═════ Records supplied

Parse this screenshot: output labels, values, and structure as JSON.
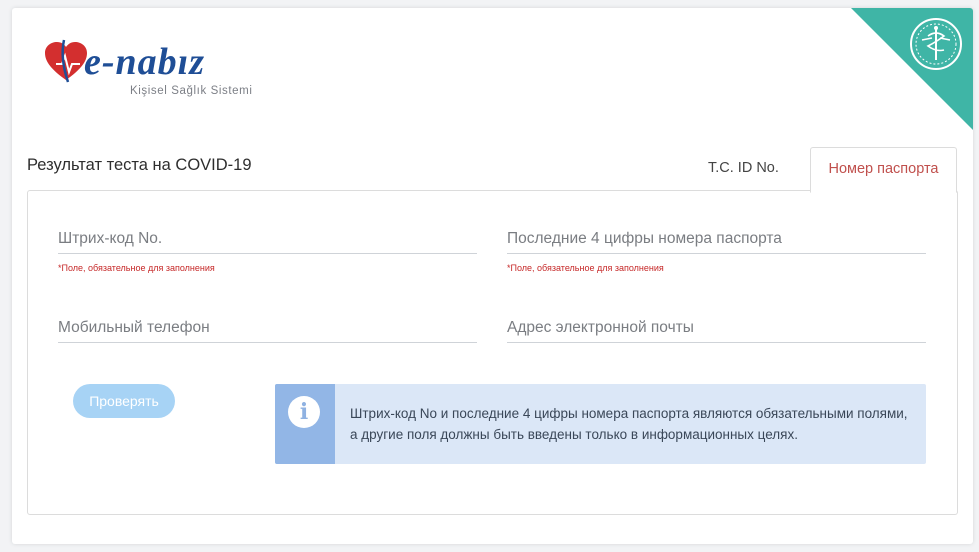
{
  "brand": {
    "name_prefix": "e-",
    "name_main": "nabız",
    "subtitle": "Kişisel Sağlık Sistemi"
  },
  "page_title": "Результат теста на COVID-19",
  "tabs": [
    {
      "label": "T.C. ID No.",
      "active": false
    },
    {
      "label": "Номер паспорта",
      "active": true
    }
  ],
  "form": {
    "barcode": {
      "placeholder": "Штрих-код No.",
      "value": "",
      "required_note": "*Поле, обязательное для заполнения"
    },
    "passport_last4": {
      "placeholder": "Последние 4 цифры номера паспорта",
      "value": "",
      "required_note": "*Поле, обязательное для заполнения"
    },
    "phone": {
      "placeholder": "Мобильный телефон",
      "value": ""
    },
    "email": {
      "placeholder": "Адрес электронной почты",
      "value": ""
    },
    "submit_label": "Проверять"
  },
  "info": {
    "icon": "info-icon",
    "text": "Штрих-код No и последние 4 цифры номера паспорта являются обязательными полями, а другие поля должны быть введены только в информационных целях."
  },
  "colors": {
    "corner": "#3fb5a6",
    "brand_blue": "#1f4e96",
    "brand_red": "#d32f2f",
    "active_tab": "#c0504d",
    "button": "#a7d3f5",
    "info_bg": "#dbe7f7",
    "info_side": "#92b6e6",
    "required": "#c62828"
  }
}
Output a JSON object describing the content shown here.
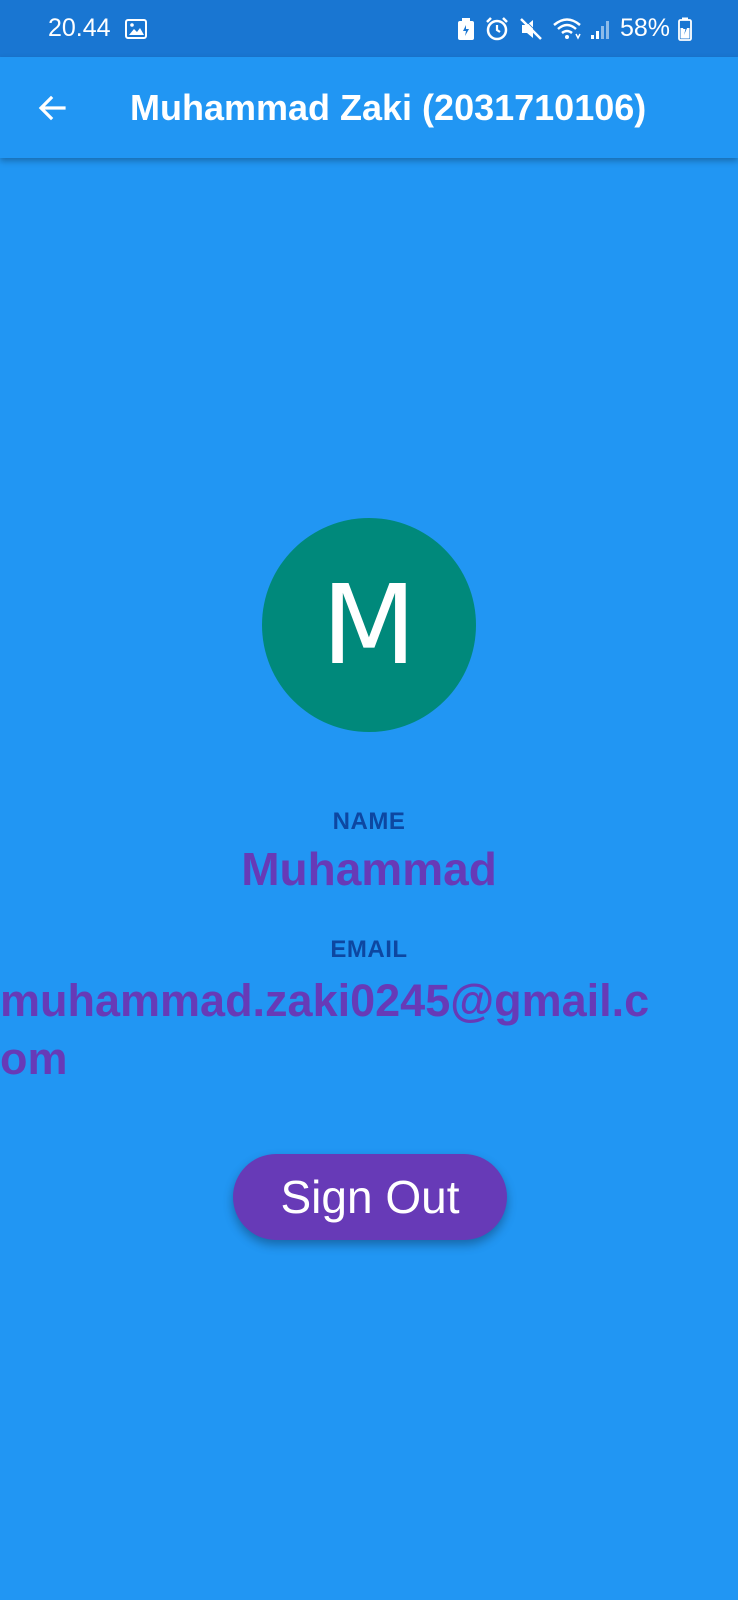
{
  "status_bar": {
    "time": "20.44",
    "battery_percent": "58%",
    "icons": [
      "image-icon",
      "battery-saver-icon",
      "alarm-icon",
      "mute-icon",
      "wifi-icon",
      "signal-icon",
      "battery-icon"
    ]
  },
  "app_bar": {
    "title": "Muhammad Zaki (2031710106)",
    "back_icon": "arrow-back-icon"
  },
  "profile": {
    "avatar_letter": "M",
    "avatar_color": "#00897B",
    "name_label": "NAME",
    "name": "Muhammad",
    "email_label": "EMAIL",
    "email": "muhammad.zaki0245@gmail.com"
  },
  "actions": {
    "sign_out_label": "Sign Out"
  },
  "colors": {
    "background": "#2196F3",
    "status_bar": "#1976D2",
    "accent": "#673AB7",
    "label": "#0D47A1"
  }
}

══════════
═════ Records supplied

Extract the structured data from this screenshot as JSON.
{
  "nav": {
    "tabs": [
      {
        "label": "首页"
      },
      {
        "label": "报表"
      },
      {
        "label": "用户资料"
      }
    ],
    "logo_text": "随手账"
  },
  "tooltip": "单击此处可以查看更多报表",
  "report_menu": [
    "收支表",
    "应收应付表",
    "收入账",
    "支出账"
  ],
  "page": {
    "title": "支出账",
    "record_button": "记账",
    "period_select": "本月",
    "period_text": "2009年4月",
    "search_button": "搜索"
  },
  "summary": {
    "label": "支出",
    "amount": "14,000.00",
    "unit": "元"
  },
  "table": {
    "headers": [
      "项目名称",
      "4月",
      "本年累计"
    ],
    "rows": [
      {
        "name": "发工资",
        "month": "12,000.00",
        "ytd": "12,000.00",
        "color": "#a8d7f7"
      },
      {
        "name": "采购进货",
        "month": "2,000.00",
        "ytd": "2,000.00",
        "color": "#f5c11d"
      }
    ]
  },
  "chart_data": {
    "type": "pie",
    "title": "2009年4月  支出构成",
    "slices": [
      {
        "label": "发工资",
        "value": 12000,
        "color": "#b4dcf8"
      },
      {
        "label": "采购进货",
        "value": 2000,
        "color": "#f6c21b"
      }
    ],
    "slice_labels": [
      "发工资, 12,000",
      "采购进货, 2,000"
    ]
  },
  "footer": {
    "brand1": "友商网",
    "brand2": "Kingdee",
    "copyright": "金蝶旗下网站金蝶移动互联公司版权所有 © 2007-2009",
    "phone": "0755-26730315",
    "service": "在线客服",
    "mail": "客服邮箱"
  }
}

══════════

▶ _What to do_
Return a copy of every line that includes the word "placeholder".

▶ _Result below_
      "placeholder": "Штрих-код No.",
      "placeholder": "Последние 4 цифры номера паспорта",
      "placeholder": "Мобильный телефон",
      "placeholder": "Адрес электронной почты",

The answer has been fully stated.